Dataset excerpts:

⟨

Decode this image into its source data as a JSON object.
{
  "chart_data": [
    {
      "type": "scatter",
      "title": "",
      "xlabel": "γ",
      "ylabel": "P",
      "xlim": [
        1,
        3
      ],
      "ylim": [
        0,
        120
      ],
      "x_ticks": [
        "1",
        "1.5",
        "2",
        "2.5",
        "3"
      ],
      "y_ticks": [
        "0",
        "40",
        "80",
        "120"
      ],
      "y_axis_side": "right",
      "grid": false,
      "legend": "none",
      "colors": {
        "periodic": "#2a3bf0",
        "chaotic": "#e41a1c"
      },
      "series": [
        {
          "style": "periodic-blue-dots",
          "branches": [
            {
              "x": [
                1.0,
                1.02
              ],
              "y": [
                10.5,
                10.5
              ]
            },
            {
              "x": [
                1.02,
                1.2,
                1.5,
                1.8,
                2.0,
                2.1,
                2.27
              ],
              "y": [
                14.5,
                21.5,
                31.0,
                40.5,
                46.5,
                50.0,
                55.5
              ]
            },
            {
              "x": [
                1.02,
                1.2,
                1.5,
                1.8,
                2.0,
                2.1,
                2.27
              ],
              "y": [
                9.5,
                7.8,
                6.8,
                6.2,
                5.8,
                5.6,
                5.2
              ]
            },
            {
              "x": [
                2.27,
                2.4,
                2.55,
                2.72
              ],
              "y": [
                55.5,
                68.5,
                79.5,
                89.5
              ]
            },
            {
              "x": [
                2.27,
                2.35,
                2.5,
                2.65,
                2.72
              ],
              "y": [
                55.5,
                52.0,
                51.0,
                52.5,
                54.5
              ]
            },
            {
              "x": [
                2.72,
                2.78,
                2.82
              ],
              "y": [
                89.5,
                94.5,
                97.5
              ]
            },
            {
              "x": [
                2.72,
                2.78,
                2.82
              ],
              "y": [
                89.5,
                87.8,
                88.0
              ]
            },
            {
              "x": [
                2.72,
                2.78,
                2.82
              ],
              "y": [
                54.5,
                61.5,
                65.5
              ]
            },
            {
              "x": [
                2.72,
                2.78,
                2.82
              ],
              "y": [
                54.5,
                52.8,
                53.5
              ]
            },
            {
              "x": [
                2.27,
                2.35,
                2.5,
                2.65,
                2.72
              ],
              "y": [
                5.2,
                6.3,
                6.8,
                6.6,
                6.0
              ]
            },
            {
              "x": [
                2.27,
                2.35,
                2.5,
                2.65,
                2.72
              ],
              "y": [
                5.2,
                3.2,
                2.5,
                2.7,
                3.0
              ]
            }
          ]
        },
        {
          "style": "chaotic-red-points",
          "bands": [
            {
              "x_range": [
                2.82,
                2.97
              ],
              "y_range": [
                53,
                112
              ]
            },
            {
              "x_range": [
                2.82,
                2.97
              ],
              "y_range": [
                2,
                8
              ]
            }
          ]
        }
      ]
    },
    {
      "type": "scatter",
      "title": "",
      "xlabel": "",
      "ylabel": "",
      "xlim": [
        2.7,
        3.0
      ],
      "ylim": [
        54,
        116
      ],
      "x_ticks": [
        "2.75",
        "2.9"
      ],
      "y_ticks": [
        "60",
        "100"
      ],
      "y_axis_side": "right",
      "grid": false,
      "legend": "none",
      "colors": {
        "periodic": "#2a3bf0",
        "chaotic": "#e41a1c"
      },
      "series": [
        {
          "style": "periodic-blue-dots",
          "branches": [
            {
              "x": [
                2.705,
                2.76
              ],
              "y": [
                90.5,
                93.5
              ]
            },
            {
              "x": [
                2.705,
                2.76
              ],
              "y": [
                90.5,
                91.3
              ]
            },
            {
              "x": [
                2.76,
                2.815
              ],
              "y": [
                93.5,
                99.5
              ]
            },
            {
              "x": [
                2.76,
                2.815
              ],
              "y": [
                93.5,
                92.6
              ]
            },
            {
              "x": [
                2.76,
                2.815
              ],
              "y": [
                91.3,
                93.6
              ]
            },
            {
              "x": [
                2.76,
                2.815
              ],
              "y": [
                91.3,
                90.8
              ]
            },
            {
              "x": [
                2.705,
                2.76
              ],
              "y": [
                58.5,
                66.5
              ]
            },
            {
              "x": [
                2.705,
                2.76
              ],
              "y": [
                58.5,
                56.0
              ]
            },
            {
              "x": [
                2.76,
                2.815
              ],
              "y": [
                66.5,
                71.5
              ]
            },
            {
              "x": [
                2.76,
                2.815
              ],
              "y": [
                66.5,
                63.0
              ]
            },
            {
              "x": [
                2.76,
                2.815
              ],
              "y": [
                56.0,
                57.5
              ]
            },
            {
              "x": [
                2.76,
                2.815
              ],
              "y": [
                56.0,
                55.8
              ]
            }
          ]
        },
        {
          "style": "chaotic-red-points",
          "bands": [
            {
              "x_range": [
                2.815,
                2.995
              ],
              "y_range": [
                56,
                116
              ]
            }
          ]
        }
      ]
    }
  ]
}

⟩

Problem statement:
Please output the complete data exactly.

Response:
Decode this image into its source data as a JSON object.
{
  "chart_data": [
    {
      "type": "scatter",
      "title": "",
      "xlabel": "γ",
      "ylabel": "P",
      "xlim": [
        1,
        3
      ],
      "ylim": [
        0,
        120
      ],
      "x_ticks": [
        "1",
        "1.5",
        "2",
        "2.5",
        "3"
      ],
      "y_ticks": [
        "0",
        "40",
        "80",
        "120"
      ],
      "y_axis_side": "right",
      "grid": false,
      "legend": "none",
      "colors": {
        "periodic": "#2a3bf0",
        "chaotic": "#e41a1c"
      },
      "series": [
        {
          "style": "periodic-blue-dots",
          "branches": [
            {
              "x": [
                1.0,
                1.02
              ],
              "y": [
                10.5,
                10.5
              ]
            },
            {
              "x": [
                1.02,
                1.2,
                1.5,
                1.8,
                2.0,
                2.1,
                2.27
              ],
              "y": [
                14.5,
                21.5,
                31.0,
                40.5,
                46.5,
                50.0,
                55.5
              ]
            },
            {
              "x": [
                1.02,
                1.2,
                1.5,
                1.8,
                2.0,
                2.1,
                2.27
              ],
              "y": [
                9.5,
                7.8,
                6.8,
                6.2,
                5.8,
                5.6,
                5.2
              ]
            },
            {
              "x": [
                2.27,
                2.4,
                2.55,
                2.72
              ],
              "y": [
                55.5,
                68.5,
                79.5,
                89.5
              ]
            },
            {
              "x": [
                2.27,
                2.35,
                2.5,
                2.65,
                2.72
              ],
              "y": [
                55.5,
                52.0,
                51.0,
                52.5,
                54.5
              ]
            },
            {
              "x": [
                2.72,
                2.78,
                2.82
              ],
              "y": [
                89.5,
                94.5,
                97.5
              ]
            },
            {
              "x": [
                2.72,
                2.78,
                2.82
              ],
              "y": [
                89.5,
                87.8,
                88.0
              ]
            },
            {
              "x": [
                2.72,
                2.78,
                2.82
              ],
              "y": [
                54.5,
                61.5,
                65.5
              ]
            },
            {
              "x": [
                2.72,
                2.78,
                2.82
              ],
              "y": [
                54.5,
                52.8,
                53.5
              ]
            },
            {
              "x": [
                2.27,
                2.35,
                2.5,
                2.65,
                2.72
              ],
              "y": [
                5.2,
                6.3,
                6.8,
                6.6,
                6.0
              ]
            },
            {
              "x": [
                2.27,
                2.35,
                2.5,
                2.65,
                2.72
              ],
              "y": [
                5.2,
                3.2,
                2.5,
                2.7,
                3.0
              ]
            }
          ]
        },
        {
          "style": "chaotic-red-points",
          "bands": [
            {
              "x_range": [
                2.82,
                2.97
              ],
              "y_range": [
                53,
                112
              ]
            },
            {
              "x_range": [
                2.82,
                2.97
              ],
              "y_range": [
                2,
                8
              ]
            }
          ]
        }
      ]
    },
    {
      "type": "scatter",
      "title": "",
      "xlabel": "",
      "ylabel": "",
      "xlim": [
        2.7,
        3.0
      ],
      "ylim": [
        54,
        116
      ],
      "x_ticks": [
        "2.75",
        "2.9"
      ],
      "y_ticks": [
        "60",
        "100"
      ],
      "y_axis_side": "right",
      "grid": false,
      "legend": "none",
      "colors": {
        "periodic": "#2a3bf0",
        "chaotic": "#e41a1c"
      },
      "series": [
        {
          "style": "periodic-blue-dots",
          "branches": [
            {
              "x": [
                2.705,
                2.76
              ],
              "y": [
                90.5,
                93.5
              ]
            },
            {
              "x": [
                2.705,
                2.76
              ],
              "y": [
                90.5,
                91.3
              ]
            },
            {
              "x": [
                2.76,
                2.815
              ],
              "y": [
                93.5,
                99.5
              ]
            },
            {
              "x": [
                2.76,
                2.815
              ],
              "y": [
                93.5,
                92.6
              ]
            },
            {
              "x": [
                2.76,
                2.815
              ],
              "y": [
                91.3,
                93.6
              ]
            },
            {
              "x": [
                2.76,
                2.815
              ],
              "y": [
                91.3,
                90.8
              ]
            },
            {
              "x": [
                2.705,
                2.76
              ],
              "y": [
                58.5,
                66.5
              ]
            },
            {
              "x": [
                2.705,
                2.76
              ],
              "y": [
                58.5,
                56.0
              ]
            },
            {
              "x": [
                2.76,
                2.815
              ],
              "y": [
                66.5,
                71.5
              ]
            },
            {
              "x": [
                2.76,
                2.815
              ],
              "y": [
                66.5,
                63.0
              ]
            },
            {
              "x": [
                2.76,
                2.815
              ],
              "y": [
                56.0,
                57.5
              ]
            },
            {
              "x": [
                2.76,
                2.815
              ],
              "y": [
                56.0,
                55.8
              ]
            }
          ]
        },
        {
          "style": "chaotic-red-points",
          "bands": [
            {
              "x_range": [
                2.815,
                2.995
              ],
              "y_range": [
                56,
                116
              ]
            }
          ]
        }
      ]
    }
  ]
}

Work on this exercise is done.